===== DATASET EXCERPTS
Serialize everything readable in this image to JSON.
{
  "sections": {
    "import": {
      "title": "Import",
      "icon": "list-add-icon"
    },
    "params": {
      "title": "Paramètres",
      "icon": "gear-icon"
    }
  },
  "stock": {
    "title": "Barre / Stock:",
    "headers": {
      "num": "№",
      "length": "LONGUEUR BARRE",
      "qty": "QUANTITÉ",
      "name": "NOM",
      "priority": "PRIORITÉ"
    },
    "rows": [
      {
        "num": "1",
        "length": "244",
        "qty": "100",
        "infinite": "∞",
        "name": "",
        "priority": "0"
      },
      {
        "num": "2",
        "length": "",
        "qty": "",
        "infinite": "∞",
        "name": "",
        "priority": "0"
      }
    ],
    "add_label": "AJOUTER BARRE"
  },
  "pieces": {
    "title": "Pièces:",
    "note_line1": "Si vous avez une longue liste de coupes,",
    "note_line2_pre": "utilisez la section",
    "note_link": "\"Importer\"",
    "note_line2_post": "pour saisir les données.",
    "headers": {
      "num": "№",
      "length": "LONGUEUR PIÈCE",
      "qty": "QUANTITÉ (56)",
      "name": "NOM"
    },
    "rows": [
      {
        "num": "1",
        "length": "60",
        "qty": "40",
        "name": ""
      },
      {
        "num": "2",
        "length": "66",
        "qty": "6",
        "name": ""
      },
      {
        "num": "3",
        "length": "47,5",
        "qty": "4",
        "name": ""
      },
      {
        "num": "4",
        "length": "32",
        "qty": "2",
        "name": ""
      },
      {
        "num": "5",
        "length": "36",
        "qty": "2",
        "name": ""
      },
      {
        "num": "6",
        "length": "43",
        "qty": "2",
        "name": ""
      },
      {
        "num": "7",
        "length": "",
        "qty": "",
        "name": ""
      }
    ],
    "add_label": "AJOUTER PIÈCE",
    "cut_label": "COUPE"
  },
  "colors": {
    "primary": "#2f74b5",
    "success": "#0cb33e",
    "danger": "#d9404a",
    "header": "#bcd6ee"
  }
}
==========
-- WHAT IS NEEDED --
Tell how many lines in the records above contain "length", giving the number and no other words.

-- FINAL RESULT --
11